* [Problem statement]:
Reproduce word for word the portion of the text on chemistry students and anomalous lab data that begins with "Such categorical frameworks—in" and ends with "and engineering teachers.".

* [Text block]:
* * *

Such categorical frameworks—in an elaborated form—may provide a good starting point for reflective exercises on how to proceed in a scientifically sound way when facing anomalous data (outliers and ‘weird’ experimental outcomes). Moreover, such categorical frameworks may also assist teachers in making clear and explicit their own (possibly tacit) justifications for encouraging or discouraging rejection of anomalous data. A relevant future research path would be to explore the effects of developing and using such categorical frameworks as a way to handle anomalous data in university teaching—or explore the current and “best practices” among science and engineering teachers.

Conclusion

The survey of Danish chemistry students shows that more than half of the students engage in scientific practices that can be seen as questionable (64%), and that a large minority of the students have been encouraged by their teachers to engage in such practices (respectively 19% and 32% depending on the practice). The quality of the students’ justification for engaging in these types of practices differ widely and range from simplistic authority arguments to comprehensive ideas involving reference to the causal nexus under investigation, the student’s own capabilities as an experimenter and the need to promote learning. Although some of these arguments can be said to provide reasonable justification for the actions in question, at least from the perspective of reasonable laboratory practice, not all of the arguments are equally valid. Especially, a subgroup of authority arguments give reason for concern. Here, students seemingly discarded data points or experiments only as a way to comply with the invested power of a teacher.

There is no consensus among students whether the questionable practices discussed here are scientifically acceptable or not, although students who admit to having engaged in these practices tend to evaluate them more positively than students who deny having engaged in them.

* * *

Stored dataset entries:
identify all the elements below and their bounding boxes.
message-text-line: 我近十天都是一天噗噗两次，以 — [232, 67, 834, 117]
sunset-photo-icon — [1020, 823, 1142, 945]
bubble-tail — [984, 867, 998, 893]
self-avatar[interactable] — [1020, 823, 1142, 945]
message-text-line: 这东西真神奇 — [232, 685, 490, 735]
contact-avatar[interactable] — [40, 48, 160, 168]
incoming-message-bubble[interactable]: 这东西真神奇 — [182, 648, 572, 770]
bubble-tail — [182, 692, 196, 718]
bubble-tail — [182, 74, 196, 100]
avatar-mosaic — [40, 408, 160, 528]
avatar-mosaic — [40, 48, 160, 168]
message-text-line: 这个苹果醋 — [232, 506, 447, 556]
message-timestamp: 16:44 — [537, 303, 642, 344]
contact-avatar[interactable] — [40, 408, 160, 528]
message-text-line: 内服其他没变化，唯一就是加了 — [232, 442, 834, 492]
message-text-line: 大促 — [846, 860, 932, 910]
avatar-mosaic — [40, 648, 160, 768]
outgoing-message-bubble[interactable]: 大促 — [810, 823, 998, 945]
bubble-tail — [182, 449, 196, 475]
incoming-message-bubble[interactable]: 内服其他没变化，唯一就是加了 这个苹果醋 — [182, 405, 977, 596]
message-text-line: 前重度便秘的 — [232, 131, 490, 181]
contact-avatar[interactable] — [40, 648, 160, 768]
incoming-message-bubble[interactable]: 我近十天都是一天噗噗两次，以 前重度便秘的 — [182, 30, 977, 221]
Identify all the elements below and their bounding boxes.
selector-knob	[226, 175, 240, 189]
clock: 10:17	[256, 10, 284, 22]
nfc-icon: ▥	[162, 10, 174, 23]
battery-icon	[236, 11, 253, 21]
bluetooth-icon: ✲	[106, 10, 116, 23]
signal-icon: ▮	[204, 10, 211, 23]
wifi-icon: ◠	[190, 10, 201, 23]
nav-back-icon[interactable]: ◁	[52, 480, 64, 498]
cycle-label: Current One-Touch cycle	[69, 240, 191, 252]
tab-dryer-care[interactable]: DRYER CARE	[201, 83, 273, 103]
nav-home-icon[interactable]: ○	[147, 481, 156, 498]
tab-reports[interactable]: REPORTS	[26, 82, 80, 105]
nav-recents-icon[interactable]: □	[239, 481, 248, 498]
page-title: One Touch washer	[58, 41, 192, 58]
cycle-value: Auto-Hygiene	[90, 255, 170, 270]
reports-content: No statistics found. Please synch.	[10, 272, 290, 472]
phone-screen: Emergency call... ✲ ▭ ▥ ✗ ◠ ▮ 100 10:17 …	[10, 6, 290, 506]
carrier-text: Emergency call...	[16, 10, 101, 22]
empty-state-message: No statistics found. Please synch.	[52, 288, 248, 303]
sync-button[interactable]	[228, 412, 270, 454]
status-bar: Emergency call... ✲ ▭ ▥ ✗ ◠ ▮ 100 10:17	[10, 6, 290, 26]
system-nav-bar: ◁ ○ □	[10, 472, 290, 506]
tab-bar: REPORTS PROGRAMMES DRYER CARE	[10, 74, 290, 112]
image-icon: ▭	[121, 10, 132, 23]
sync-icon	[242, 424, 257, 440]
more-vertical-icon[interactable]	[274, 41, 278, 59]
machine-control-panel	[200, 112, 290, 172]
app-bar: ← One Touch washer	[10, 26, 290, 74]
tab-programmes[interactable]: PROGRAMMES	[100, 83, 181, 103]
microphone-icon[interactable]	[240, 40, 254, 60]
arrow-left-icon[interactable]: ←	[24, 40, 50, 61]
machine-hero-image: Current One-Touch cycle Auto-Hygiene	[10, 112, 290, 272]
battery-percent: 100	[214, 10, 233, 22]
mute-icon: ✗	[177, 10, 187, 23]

* * *

* [Task output]:
Such categorical frameworks—in an elaborated form—may provide a good starting point for reflective exercises on how to proceed in a scientifically sound way when facing anomalous data (outliers and ‘weird’ experimental outcomes). Moreover, such categorical frameworks may also assist teachers in making clear and explicit their own (possibly tacit) justifications for encouraging or discouraging rejection of anomalous data. A relevant future research path would be to explore the effects of developing and using such categorical frameworks as a way to handle anomalous data in university teaching—or explore the current and “best practices” among science and engineering teachers.